Lift every line from the entries that includes the word "tuşlardan".

* [The data]
┄┄┄┄┄┄┄┄┄┄┄┄┄┄┄┄┄┄┄┄

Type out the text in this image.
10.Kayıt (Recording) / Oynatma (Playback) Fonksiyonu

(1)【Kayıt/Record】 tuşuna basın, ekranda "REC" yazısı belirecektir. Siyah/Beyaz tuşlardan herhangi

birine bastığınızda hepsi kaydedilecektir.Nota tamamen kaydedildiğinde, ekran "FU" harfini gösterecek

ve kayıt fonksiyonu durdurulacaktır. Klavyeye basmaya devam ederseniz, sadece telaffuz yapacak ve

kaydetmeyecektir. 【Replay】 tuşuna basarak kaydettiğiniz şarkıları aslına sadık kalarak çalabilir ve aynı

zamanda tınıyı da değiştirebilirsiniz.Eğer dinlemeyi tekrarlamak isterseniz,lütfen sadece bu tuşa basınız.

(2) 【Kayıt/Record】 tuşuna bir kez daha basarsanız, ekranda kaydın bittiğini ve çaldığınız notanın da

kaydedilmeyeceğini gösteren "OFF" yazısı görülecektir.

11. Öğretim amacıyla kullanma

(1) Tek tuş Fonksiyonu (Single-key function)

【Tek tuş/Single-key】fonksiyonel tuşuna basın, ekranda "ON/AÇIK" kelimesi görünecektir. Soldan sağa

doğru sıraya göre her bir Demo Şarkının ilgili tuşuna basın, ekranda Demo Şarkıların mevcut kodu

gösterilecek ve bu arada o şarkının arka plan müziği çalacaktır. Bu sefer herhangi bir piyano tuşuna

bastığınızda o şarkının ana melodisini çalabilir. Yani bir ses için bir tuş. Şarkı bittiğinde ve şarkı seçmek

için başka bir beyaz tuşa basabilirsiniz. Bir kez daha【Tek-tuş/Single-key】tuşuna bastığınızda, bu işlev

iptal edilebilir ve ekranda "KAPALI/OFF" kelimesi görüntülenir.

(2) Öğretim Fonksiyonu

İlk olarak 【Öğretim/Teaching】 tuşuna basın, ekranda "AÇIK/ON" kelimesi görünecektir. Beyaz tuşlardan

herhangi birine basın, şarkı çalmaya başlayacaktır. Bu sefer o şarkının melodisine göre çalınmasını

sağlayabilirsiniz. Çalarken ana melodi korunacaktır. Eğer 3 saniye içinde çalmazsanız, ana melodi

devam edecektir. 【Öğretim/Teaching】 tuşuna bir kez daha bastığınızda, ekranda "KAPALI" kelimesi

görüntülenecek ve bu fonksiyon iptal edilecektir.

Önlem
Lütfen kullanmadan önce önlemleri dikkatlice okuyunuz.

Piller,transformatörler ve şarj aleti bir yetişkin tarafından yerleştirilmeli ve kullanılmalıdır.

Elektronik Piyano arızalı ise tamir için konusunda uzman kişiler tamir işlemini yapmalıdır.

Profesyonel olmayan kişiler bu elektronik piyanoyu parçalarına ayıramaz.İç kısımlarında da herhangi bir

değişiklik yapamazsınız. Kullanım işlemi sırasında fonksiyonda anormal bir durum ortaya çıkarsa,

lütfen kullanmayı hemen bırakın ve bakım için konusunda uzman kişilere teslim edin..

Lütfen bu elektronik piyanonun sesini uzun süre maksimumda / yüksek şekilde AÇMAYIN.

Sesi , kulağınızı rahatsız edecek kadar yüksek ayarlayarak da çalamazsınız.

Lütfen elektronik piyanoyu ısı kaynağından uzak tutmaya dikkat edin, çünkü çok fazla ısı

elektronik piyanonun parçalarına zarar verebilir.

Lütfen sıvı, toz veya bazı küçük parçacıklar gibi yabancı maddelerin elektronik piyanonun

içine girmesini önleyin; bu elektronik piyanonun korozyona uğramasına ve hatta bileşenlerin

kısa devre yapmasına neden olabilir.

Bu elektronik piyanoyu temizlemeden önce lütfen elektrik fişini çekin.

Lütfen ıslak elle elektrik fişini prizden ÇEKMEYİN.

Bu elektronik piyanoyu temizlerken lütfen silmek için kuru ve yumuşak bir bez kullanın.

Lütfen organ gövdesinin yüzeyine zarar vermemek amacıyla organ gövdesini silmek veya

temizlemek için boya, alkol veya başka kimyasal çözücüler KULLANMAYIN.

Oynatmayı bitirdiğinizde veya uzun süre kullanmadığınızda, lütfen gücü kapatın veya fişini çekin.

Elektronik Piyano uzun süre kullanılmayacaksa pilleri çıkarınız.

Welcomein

┄┄┄┄┄┄┄┄┄┄┄┄┄┄┄┄┄┄┄┄

* [Task solution]
(1)【Kayıt/Record】 tuşuna basın, ekranda "REC" yazısı belirecektir. Siyah/Beyaz tuşlardan herhangi
İlk olarak 【Öğretim/Teaching】 tuşuna basın, ekranda "AÇIK/ON" kelimesi görünecektir. Beyaz tuşlardan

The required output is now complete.